BEGIN EXTRACTED RECORDS
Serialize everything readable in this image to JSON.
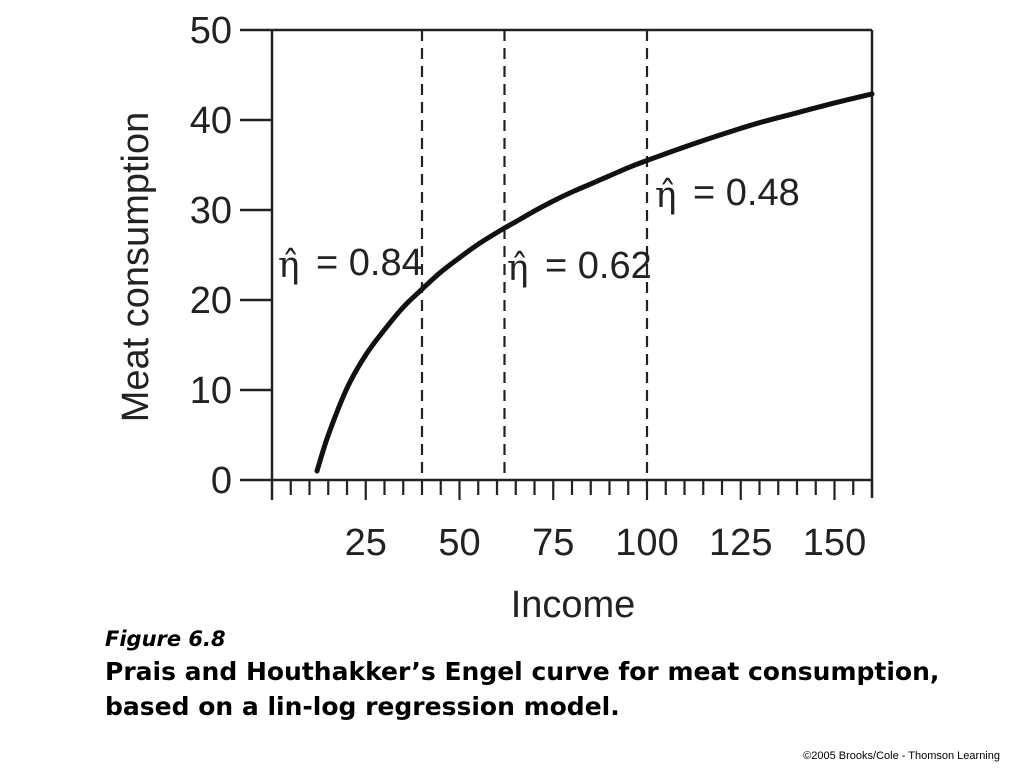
{
  "chart_data": {
    "type": "line",
    "title": "",
    "xlabel": "Income",
    "ylabel": "Meat consumption",
    "xlim": [
      0,
      160
    ],
    "ylim": [
      0,
      50
    ],
    "x_ticks": [
      25,
      50,
      75,
      100,
      125,
      150
    ],
    "y_ticks": [
      0,
      10,
      20,
      30,
      40,
      50
    ],
    "x_minor_tick_step": 5,
    "grid": false,
    "series": [
      {
        "x": [
          12,
          15,
          20,
          25,
          30,
          35,
          40,
          45,
          50,
          55,
          60,
          65,
          70,
          75,
          80,
          85,
          90,
          95,
          100,
          110,
          120,
          130,
          140,
          150,
          160
        ],
        "y": [
          1,
          5,
          10.2,
          13.9,
          16.7,
          19.2,
          21.2,
          23.1,
          24.7,
          26.2,
          27.5,
          28.7,
          29.9,
          31.0,
          32.0,
          32.9,
          33.8,
          34.7,
          35.5,
          37.0,
          38.4,
          39.7,
          40.8,
          41.9,
          42.9
        ]
      }
    ],
    "reference_lines": [
      {
        "axis": "x",
        "value": 40,
        "style": "dashed"
      },
      {
        "axis": "x",
        "value": 62,
        "style": "dashed"
      },
      {
        "axis": "x",
        "value": 100,
        "style": "dashed"
      }
    ],
    "annotations": [
      {
        "symbol": "η̂",
        "text": "= 0.84",
        "near_x": 40
      },
      {
        "symbol": "η̂",
        "text": "= 0.62",
        "near_x": 62
      },
      {
        "symbol": "η̂",
        "text": "= 0.48",
        "near_x": 100
      }
    ]
  },
  "caption": {
    "figure_label": "Figure 6.8",
    "title": "Prais and Houthakker’s Engel curve for meat consumption, based on a lin-log regression model."
  },
  "copyright": "©2005 Brooks/Cole - Thomson Learning"
}
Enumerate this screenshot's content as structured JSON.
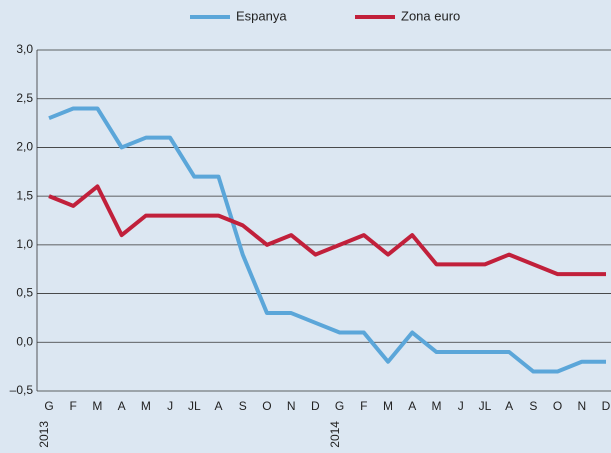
{
  "chart_data": {
    "type": "line",
    "categories": [
      "G",
      "F",
      "M",
      "A",
      "M",
      "J",
      "JL",
      "A",
      "S",
      "O",
      "N",
      "D",
      "G",
      "F",
      "M",
      "A",
      "M",
      "J",
      "JL",
      "A",
      "S",
      "O",
      "N",
      "D"
    ],
    "years": [
      "2013",
      null,
      null,
      null,
      null,
      null,
      null,
      null,
      null,
      null,
      null,
      null,
      "2014",
      null,
      null,
      null,
      null,
      null,
      null,
      null,
      null,
      null,
      null,
      null
    ],
    "series": [
      {
        "name": "Espanya",
        "color": "#5ba6d9",
        "values": [
          2.3,
          2.4,
          2.4,
          2.0,
          2.1,
          2.1,
          1.7,
          1.7,
          0.9,
          0.3,
          0.3,
          0.2,
          0.1,
          0.1,
          -0.2,
          0.1,
          -0.1,
          -0.1,
          -0.1,
          -0.1,
          -0.3,
          -0.3,
          -0.2,
          -0.2
        ]
      },
      {
        "name": "Zona euro",
        "color": "#c1203b",
        "values": [
          1.5,
          1.4,
          1.6,
          1.1,
          1.3,
          1.3,
          1.3,
          1.3,
          1.2,
          1.0,
          1.1,
          0.9,
          1.0,
          1.1,
          0.9,
          1.1,
          0.8,
          0.8,
          0.8,
          0.9,
          0.8,
          0.7,
          0.7,
          0.7
        ]
      }
    ],
    "ylim": [
      -0.5,
      3.0
    ],
    "yticks": [
      {
        "value": -0.5,
        "label": "–0,5"
      },
      {
        "value": 0,
        "label": "0,0"
      },
      {
        "value": 0.5,
        "label": "0,5"
      },
      {
        "value": 1,
        "label": "1,0"
      },
      {
        "value": 1.5,
        "label": "1,5"
      },
      {
        "value": 2,
        "label": "2,0"
      },
      {
        "value": 2.5,
        "label": "2,5"
      },
      {
        "value": 3,
        "label": "3,0"
      }
    ],
    "grid": true,
    "legend": "top"
  }
}
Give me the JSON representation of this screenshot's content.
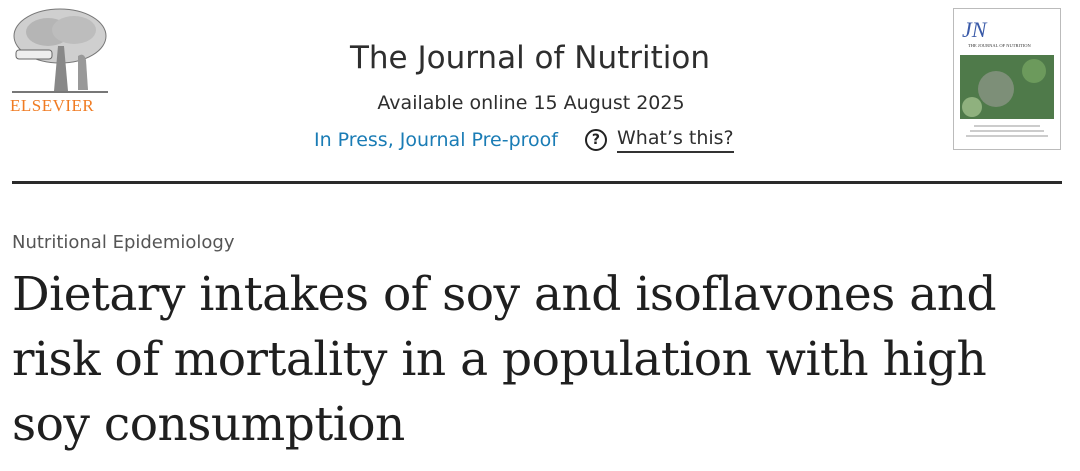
{
  "publisher": {
    "name": "ELSEVIER",
    "logo_icon": "elsevier-tree-logo",
    "color": "#f07b22"
  },
  "journal": {
    "title": "The Journal of Nutrition",
    "availability": "Available online 15 August 2025",
    "status_link": "In Press, Journal Pre-proof",
    "help_icon": "question-circle-icon",
    "help_link": "What’s this?",
    "link_color": "#1a7cb5",
    "cover": {
      "abbrev": "JN",
      "name": "THE JOURNAL OF NUTRITION"
    }
  },
  "article": {
    "section": "Nutritional Epidemiology",
    "title": "Dietary intakes of soy and isoflavones and risk of mortality in a population with high soy consumption"
  }
}
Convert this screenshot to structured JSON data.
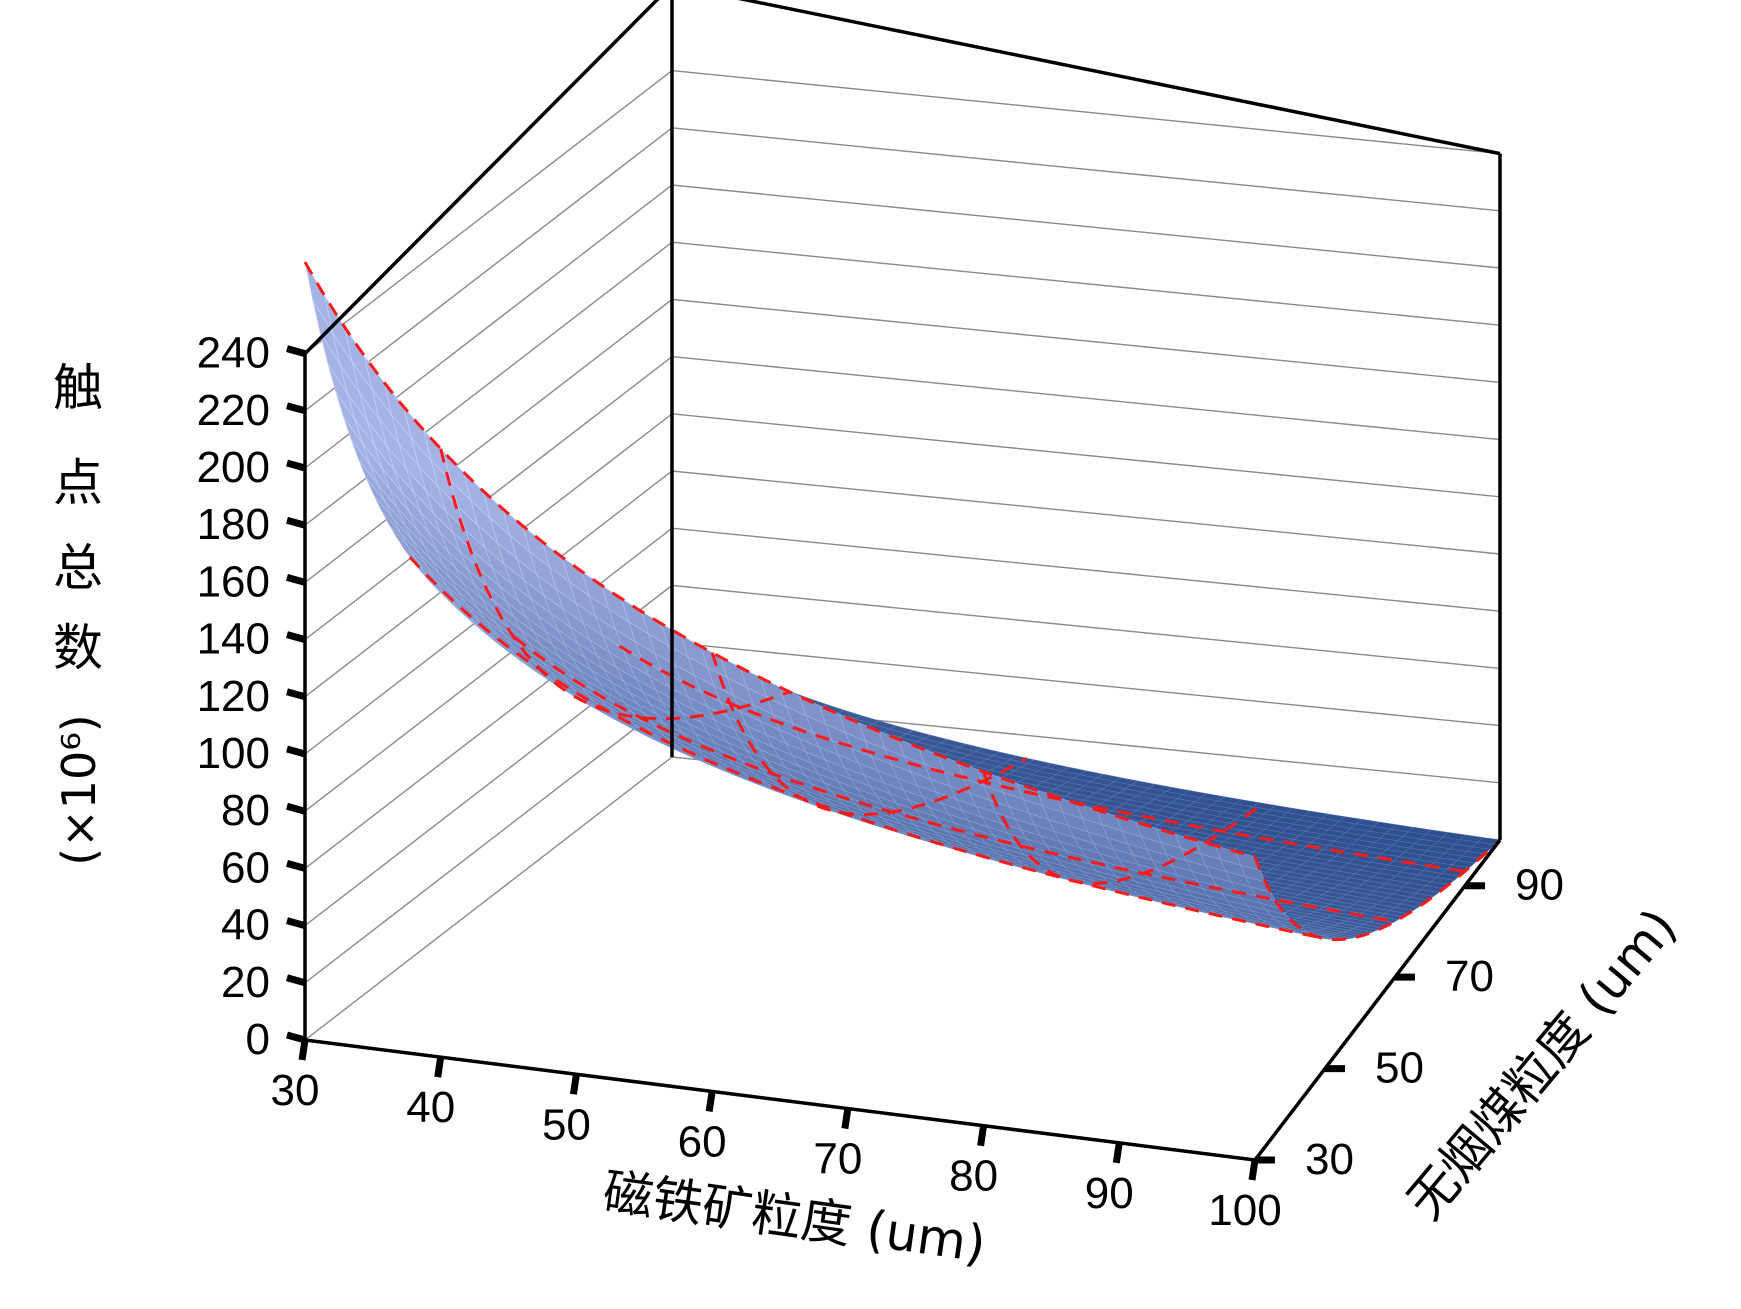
END EXTRACTED RECORDS
> **PROBLEM TO SOLVE**
Take each line containing the string "consumption" and copy it out.

> **RESULT**
    "ylabel": "Meat consumption",
    "title": "Prais and Houthakker’s Engel curve for meat consumption, based on a lin-log regression model."
    "title": "Dietary intakes of soy and isoflavones and risk of mortality in a population with high soy consumption"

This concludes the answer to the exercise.